> **DOCUMENT EXCERPT**
==*==
Board index » delphi » An SQL question - self join in Oracle/MS SQL...

An SQL question - self join in Oracle/MS SQL...

Hi all,

The following query (Oracle)

select ID, LOCATIONNAME from locationname where locationname like
'Paris%'

produces the following results.

ID              LOCATIONNAME                                              
----------      -----------------------------
2432     Paris Orly Apt                                            
3317     Paris Le Bourget Apt                                      
8111     Paris Charles de Gaulle Apt                              
8884     Paris                                                    
9026     Paris                                                    
9189     Paris Cergy Pontoise Airport                              
9246     Paris                                                    

Now, what I would like is to have a list of the names (such as Paris)
which are not different from the others (e.g. records 4, 5 and 7) in
this case, with their IDs beside them

I have tried

select a.id, a.locationname
from locationname a, locationname b
where a.locationname = b.locationname
and a.id <> b.id

But this does not give the right result. I know it's some sort of
fancy self-join, but I can't figure it out.

Anybody any ideas?

Paul...

 

Re:An SQL question - self join in Oracle/MS SQL...


This is untested; but you might try something like:

select a.id, a.locationname
from locationname a
where exists
(select * from locationname b
   where (a.locationname = b.locationname)
   and (a.id <> b.id) )

Clive

Quote
On Tue, 27 Mar 2001 17:17:44 GMT, p...@esat.net (Paul Linehan) wrote:

>Hi all,

>The following query (Oracle)

>select ID, LOCATIONNAME from locationname where locationname like
>'Paris%'

>produces the following results.

>ID          LOCATIONNAME                                              
>----------  -----------------------------
>2432     Paris Orly Apt                                            
>3317     Paris Le Bourget Apt                                      
>8111     Paris Charles de Gaulle Apt                              
>8884     Paris                                                    
>9026     Paris                                                    
>9189     Paris Cergy Pontoise Airport                              
>9246     Paris                                                    

>Now, what I would like is to have a list of the names (such as Paris)
>which are not different from the others (e.g. records 4, 5 and 7) in
>this case, with their IDs beside them

>I have tried

>select a.id, a.locationname
>from locationname a, locationname b
>where a.locationname = b.locationname
>and a.id <> b.id

>But this does not give the right result. I know it's some sort of
>fancy self-join, but I can't figure it out.

>Anybody any ideas?

>Paul...

Re:An SQL question - self join in Oracle/MS SQL...


Paul,
    you don't indicate what incorrect results were produced, but I'm
guessing that the only thing you're missing is a DISTINCT in your select
clause:

select DISTINCT a.id, a.locationname
from locationname a, locationname b
where a.locationname = b.locationname
and a.id <> b.id

If this is not the case, try to be more specific about the incorrect output
you are receiving, as well as the output you would like to receive.
==*==
> **EXTRACTED INFORMATION**
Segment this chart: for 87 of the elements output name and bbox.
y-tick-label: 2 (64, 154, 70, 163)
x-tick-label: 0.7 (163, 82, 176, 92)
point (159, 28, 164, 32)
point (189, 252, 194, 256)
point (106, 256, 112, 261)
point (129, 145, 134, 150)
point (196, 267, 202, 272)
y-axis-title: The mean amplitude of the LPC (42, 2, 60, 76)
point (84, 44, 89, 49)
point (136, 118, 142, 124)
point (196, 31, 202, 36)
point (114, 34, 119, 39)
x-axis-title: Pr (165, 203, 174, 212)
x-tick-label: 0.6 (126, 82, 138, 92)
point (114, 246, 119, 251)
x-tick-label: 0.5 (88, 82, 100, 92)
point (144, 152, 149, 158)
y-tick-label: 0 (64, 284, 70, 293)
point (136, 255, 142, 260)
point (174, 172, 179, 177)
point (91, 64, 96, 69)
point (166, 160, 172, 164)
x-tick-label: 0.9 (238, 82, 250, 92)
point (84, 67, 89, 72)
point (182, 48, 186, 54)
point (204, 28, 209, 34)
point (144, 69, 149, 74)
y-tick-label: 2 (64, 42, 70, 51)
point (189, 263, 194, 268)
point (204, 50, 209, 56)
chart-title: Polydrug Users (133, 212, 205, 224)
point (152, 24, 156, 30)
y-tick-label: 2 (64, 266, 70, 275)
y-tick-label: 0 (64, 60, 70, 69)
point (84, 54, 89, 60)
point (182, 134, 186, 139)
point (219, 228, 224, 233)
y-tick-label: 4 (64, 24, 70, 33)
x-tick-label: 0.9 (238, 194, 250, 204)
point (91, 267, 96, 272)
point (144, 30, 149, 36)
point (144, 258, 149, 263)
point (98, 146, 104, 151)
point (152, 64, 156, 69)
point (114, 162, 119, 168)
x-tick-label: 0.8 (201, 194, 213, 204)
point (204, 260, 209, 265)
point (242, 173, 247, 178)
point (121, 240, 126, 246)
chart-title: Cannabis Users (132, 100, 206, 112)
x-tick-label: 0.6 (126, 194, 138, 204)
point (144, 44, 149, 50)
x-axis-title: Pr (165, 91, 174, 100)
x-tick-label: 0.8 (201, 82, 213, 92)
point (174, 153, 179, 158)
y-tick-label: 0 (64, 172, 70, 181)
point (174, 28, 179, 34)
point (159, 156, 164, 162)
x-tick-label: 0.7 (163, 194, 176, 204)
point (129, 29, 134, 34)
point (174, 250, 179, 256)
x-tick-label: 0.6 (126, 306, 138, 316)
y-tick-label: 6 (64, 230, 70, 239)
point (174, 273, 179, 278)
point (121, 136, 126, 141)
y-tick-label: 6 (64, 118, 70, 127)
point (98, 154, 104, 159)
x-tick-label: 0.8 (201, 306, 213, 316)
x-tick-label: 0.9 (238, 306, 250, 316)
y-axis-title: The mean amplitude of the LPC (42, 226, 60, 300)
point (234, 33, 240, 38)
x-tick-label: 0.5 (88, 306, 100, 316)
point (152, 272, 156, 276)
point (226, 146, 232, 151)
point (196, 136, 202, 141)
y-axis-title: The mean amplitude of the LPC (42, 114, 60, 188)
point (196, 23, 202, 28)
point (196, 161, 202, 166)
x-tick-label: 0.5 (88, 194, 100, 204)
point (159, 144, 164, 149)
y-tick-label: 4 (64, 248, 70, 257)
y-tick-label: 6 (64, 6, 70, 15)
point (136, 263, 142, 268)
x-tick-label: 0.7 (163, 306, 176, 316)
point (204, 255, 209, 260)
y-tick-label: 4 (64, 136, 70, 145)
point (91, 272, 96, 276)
==*==
> **TASKS FOR THIS EXERCISE**
**A.** Update the passage of the self-join thread from "This is untested;" to "(a.id <> b.id) )" by changing "exists" to "not exists", and give that passage in full.
**B.** Output the rows from the first one through the line with "point (196, 31, 202, 36)", copying each line character for character.

> **ANSWERS FOR THIS EXERCISE**
**A.**
This is untested; but you might try something like:

select a.id, a.locationname
from locationname a
where not exists
(select * from locationname b
   where (a.locationname = b.locationname)
   and (a.id <> b.id) )

**B.**
Segment this chart: for 87 of the elements output name and bbox.
y-tick-label: 2 (64, 154, 70, 163)
x-tick-label: 0.7 (163, 82, 176, 92)
point (159, 28, 164, 32)
point (189, 252, 194, 256)
point (106, 256, 112, 261)
point (129, 145, 134, 150)
point (196, 267, 202, 272)
y-axis-title: The mean amplitude of the LPC (42, 2, 60, 76)
point (84, 44, 89, 49)
point (136, 118, 142, 124)
point (196, 31, 202, 36)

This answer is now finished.